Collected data
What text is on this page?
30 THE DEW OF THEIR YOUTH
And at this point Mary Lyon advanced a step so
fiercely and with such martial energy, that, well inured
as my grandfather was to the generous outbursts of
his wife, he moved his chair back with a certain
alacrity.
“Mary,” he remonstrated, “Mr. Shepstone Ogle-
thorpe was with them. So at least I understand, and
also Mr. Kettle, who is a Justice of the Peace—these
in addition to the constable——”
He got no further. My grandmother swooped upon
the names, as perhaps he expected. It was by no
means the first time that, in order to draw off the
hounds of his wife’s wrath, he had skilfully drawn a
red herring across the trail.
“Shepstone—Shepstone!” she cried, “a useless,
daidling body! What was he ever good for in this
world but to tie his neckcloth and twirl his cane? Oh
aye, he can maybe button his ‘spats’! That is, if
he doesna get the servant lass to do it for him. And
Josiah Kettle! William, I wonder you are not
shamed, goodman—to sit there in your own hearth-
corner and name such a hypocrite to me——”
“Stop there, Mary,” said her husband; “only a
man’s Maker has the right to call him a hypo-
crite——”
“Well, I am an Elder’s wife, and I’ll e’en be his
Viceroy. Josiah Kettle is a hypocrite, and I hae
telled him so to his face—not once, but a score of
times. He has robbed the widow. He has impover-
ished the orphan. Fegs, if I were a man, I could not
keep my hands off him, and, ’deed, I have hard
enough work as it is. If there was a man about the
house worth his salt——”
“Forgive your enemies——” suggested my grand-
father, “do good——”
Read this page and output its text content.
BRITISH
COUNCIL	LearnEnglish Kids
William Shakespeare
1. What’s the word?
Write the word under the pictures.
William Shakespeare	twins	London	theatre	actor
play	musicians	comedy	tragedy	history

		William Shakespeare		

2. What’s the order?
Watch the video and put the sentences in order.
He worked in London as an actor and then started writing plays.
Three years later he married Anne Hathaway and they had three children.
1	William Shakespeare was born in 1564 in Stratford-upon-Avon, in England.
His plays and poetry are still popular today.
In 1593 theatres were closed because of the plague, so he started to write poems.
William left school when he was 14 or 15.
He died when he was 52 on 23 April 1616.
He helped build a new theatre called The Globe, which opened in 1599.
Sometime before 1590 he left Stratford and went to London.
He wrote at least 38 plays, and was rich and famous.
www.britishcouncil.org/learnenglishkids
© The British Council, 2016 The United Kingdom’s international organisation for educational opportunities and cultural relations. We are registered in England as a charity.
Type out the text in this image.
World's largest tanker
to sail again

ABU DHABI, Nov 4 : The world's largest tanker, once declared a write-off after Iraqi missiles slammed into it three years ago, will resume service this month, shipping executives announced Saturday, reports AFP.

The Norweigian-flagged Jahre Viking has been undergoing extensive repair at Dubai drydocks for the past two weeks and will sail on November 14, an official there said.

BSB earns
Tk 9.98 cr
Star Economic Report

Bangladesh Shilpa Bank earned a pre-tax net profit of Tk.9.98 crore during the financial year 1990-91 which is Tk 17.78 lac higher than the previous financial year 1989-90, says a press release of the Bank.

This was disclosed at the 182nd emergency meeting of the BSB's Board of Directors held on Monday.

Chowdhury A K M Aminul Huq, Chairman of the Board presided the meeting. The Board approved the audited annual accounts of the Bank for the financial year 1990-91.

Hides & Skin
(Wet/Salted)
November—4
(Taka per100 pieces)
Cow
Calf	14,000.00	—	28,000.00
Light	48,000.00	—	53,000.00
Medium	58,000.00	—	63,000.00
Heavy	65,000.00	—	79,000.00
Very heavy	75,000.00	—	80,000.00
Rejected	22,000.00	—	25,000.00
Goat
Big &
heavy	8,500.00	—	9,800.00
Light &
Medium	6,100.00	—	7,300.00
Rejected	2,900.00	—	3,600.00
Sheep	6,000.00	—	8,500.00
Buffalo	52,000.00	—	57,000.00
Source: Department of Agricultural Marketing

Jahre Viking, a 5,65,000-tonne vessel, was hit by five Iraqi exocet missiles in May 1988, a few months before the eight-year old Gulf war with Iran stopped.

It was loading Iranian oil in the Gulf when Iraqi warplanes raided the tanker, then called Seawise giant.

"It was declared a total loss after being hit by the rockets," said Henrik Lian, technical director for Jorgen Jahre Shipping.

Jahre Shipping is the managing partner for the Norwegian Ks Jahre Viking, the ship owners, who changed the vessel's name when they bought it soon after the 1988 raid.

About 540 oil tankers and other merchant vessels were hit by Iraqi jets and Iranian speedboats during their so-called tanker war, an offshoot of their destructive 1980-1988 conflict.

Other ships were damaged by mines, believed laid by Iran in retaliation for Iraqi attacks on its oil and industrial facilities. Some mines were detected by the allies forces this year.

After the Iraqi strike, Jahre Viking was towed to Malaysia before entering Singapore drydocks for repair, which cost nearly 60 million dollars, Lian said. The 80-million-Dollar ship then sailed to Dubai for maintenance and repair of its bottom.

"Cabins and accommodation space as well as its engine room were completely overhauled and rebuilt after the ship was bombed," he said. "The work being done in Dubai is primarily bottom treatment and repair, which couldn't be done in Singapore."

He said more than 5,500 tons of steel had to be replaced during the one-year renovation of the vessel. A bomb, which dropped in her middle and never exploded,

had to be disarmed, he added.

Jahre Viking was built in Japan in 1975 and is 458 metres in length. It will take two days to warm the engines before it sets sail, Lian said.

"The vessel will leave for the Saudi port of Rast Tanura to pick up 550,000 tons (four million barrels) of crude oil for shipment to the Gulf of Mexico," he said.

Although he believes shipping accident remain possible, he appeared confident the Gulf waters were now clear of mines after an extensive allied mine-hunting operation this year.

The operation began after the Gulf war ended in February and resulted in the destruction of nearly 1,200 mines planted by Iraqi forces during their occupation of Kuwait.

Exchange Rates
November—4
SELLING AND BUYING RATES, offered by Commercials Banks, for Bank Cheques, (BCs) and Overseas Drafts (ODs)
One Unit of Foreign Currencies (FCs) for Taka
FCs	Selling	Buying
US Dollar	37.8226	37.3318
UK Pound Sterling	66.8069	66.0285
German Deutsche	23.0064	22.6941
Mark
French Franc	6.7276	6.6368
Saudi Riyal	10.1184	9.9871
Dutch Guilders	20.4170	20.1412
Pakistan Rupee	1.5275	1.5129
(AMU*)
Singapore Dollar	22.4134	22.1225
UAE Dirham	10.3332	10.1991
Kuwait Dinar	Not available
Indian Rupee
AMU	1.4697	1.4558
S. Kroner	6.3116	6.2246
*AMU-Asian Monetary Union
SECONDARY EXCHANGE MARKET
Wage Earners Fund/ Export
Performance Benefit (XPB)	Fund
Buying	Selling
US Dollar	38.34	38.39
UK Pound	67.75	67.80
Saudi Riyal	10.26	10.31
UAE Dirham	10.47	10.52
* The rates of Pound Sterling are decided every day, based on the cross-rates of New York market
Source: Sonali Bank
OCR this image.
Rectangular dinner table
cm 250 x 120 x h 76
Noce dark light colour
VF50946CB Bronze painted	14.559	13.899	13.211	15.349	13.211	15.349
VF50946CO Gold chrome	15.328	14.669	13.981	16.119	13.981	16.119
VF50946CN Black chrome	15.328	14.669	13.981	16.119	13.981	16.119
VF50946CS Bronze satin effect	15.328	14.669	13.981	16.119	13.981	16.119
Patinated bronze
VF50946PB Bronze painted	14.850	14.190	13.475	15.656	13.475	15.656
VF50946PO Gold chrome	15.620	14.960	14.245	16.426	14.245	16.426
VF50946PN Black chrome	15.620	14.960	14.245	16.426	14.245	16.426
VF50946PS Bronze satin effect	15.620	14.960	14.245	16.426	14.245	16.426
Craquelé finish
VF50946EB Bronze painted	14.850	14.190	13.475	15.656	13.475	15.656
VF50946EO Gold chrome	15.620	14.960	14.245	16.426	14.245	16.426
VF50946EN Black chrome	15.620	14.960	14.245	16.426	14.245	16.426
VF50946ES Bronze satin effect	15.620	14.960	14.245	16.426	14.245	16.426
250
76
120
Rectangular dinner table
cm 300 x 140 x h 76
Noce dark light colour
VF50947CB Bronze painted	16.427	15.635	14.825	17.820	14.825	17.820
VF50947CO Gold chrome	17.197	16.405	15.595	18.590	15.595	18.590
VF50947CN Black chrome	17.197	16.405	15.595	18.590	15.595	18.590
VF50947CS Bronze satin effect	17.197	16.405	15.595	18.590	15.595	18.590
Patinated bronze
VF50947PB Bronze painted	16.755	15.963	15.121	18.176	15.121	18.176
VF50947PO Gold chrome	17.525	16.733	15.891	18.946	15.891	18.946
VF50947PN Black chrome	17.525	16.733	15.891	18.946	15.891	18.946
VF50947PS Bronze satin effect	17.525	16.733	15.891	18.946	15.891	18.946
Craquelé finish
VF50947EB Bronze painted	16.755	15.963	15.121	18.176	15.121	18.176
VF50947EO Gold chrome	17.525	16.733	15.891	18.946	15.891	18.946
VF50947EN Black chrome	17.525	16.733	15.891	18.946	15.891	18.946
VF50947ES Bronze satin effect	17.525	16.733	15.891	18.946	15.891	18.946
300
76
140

◆ Written request
Gather each line from the listing above that holds "word".

◆ Result
1. What’s the word?
Write the word under the pictures.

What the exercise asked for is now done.